*** MATERIAL

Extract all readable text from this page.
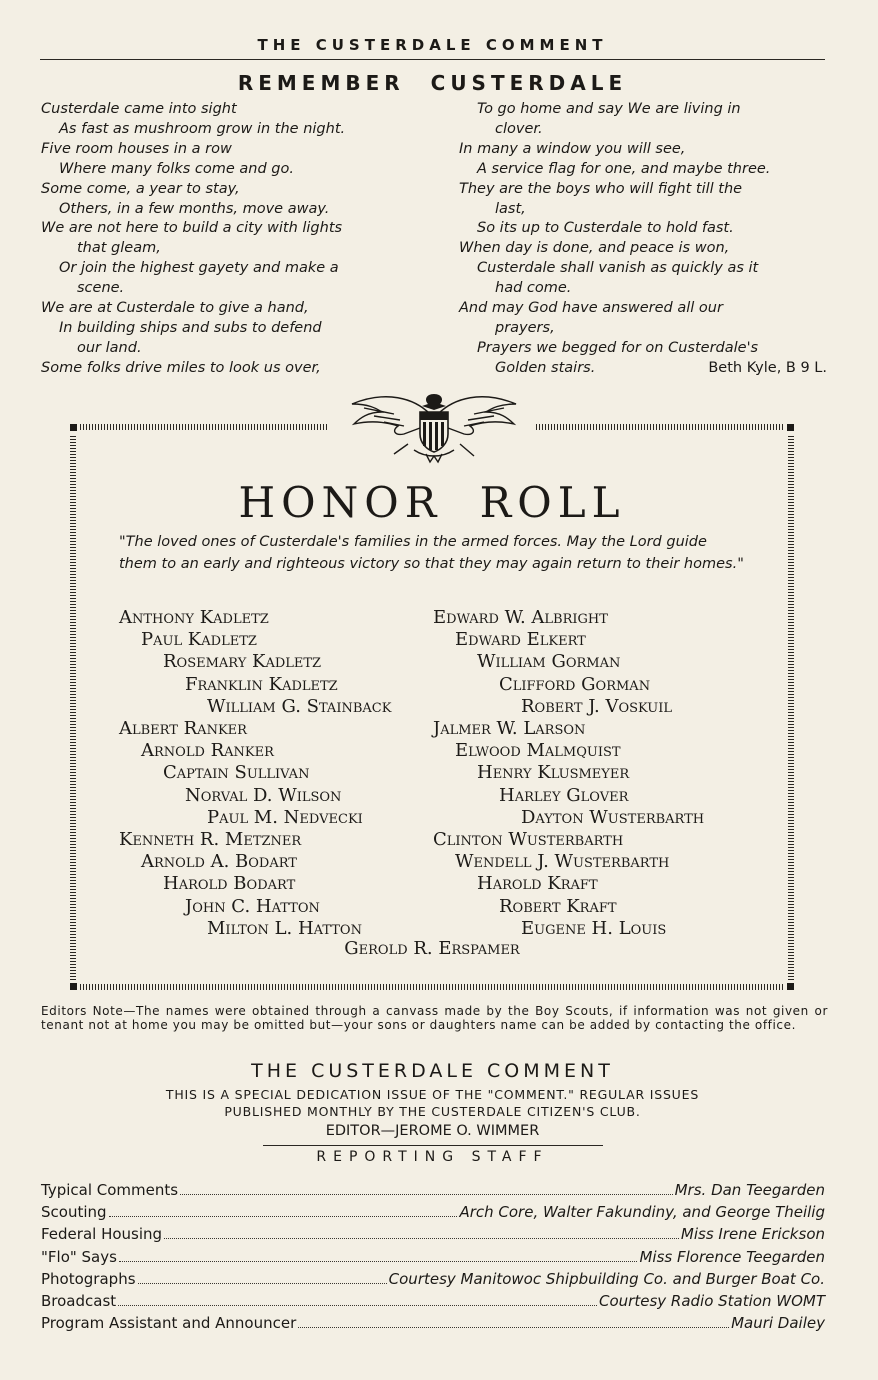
THE CUSTERDALE COMMENT
REMEMBER CUSTERDALE
Custerdale came into sight
As fast as mushroom grow in the night.
Five room houses in a row
Where many folks come and go.
Some come, a year to stay,
Others, in a few months, move away.
We are not here to build a city with lights
that gleam,
Or join the highest gayety and make a
scene.
We are at Custerdale to give a hand,
In building ships and subs to defend
our land.
Some folks drive miles to look us over,
To go home and say We are living in
clover.
In many a window you will see,
A service flag for one, and maybe three.
They are the boys who will fight till the
last,
So its up to Custerdale to hold fast.
When day is done, and peace is won,
Custerdale shall vanish as quickly as it
had come.
And may God have answered all our
prayers,
Prayers we begged for on Custerdale's
Golden stairs.	Beth Kyle, B 9 L.
HONOR ROLL
"The loved ones of Custerdale's families in the armed forces. May the Lord guide them to an early and righteous victory so that they may again return to their homes."
Anthony Kadletz
Paul Kadletz
Rosemary Kadletz
Franklin Kadletz
William G. Stainback
Albert Ranker
Arnold Ranker
Captain Sullivan
Norval D. Wilson
Paul M. Nedvecki
Kenneth R. Metzner
Arnold A. Bodart
Harold Bodart
John C. Hatton
Milton L. Hatton
Edward W. Albright
Edward Elkert
William Gorman
Clifford Gorman
Robert J. Voskuil
Jalmer W. Larson
Elwood Malmquist
Henry Klusmeyer
Harley Glover
Dayton Wusterbarth
Clinton Wusterbarth
Wendell J. Wusterbarth
Harold Kraft
Robert Kraft
Eugene H. Louis
Gerold R. Erspamer
Editors Note—The names were obtained through a canvass made by the Boy Scouts, if information was not given or tenant not at home you may be omitted but—your sons or daughters name can be added by contacting the office.
THE CUSTERDALE COMMENT
THIS IS A SPECIAL DEDICATION ISSUE OF THE "COMMENT." REGULAR ISSUES
PUBLISHED MONTHLY BY THE CUSTERDALE CITIZEN'S CLUB.
EDITOR—JEROME O. WIMMER
REPORTING STAFF
Typical Comments	Mrs. Dan Teegarden
Scouting	Arch Core, Walter Fakundiny, and George Theilig
Federal Housing	Miss Irene Erickson
"Flo" Says	Miss Florence Teegarden
Photographs	Courtesy Manitowoc Shipbuilding Co. and Burger Boat Co.
Broadcast	Courtesy Radio Station WOMT
Program Assistant and Announcer	Mauri Dailey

******

**GIVEN EXERCISE**
Set the data above down again exactly as given, with no pictures.

**COMPLETED TASK**
Extract all readable text from this page.
THE CUSTERDALE COMMENT
REMEMBER CUSTERDALE
Custerdale came into sight
As fast as mushroom grow in the night.
Five room houses in a row
Where many folks come and go.
Some come, a year to stay,
Others, in a few months, move away.
We are not here to build a city with lights
that gleam,
Or join the highest gayety and make a
scene.
We are at Custerdale to give a hand,
In building ships and subs to defend
our land.
Some folks drive miles to look us over,
To go home and say We are living in
clover.
In many a window you will see,
A service flag for one, and maybe three.
They are the boys who will fight till the
last,
So its up to Custerdale to hold fast.
When day is done, and peace is won,
Custerdale shall vanish as quickly as it
had come.
And may God have answered all our
prayers,
Prayers we begged for on Custerdale's
Golden stairs.	Beth Kyle, B 9 L.
HONOR ROLL
"The loved ones of Custerdale's families in the armed forces. May the Lord guide them to an early and righteous victory so that they may again return to their homes."
Anthony Kadletz
Paul Kadletz
Rosemary Kadletz
Franklin Kadletz
William G. Stainback
Albert Ranker
Arnold Ranker
Captain Sullivan
Norval D. Wilson
Paul M. Nedvecki
Kenneth R. Metzner
Arnold A. Bodart
Harold Bodart
John C. Hatton
Milton L. Hatton
Edward W. Albright
Edward Elkert
William Gorman
Clifford Gorman
Robert J. Voskuil
Jalmer W. Larson
Elwood Malmquist
Henry Klusmeyer
Harley Glover
Dayton Wusterbarth
Clinton Wusterbarth
Wendell J. Wusterbarth
Harold Kraft
Robert Kraft
Eugene H. Louis
Gerold R. Erspamer
Editors Note—The names were obtained through a canvass made by the Boy Scouts, if information was not given or tenant not at home you may be omitted but—your sons or daughters name can be added by contacting the office.
THE CUSTERDALE COMMENT
THIS IS A SPECIAL DEDICATION ISSUE OF THE "COMMENT." REGULAR ISSUES
PUBLISHED MONTHLY BY THE CUSTERDALE CITIZEN'S CLUB.
EDITOR—JEROME O. WIMMER
REPORTING STAFF
Typical Comments	Mrs. Dan Teegarden
Scouting	Arch Core, Walter Fakundiny, and George Theilig
Federal Housing	Miss Irene Erickson
"Flo" Says	Miss Florence Teegarden
Photographs	Courtesy Manitowoc Shipbuilding Co. and Burger Boat Co.
Broadcast	Courtesy Radio Station WOMT
Program Assistant and Announcer	Mauri Dailey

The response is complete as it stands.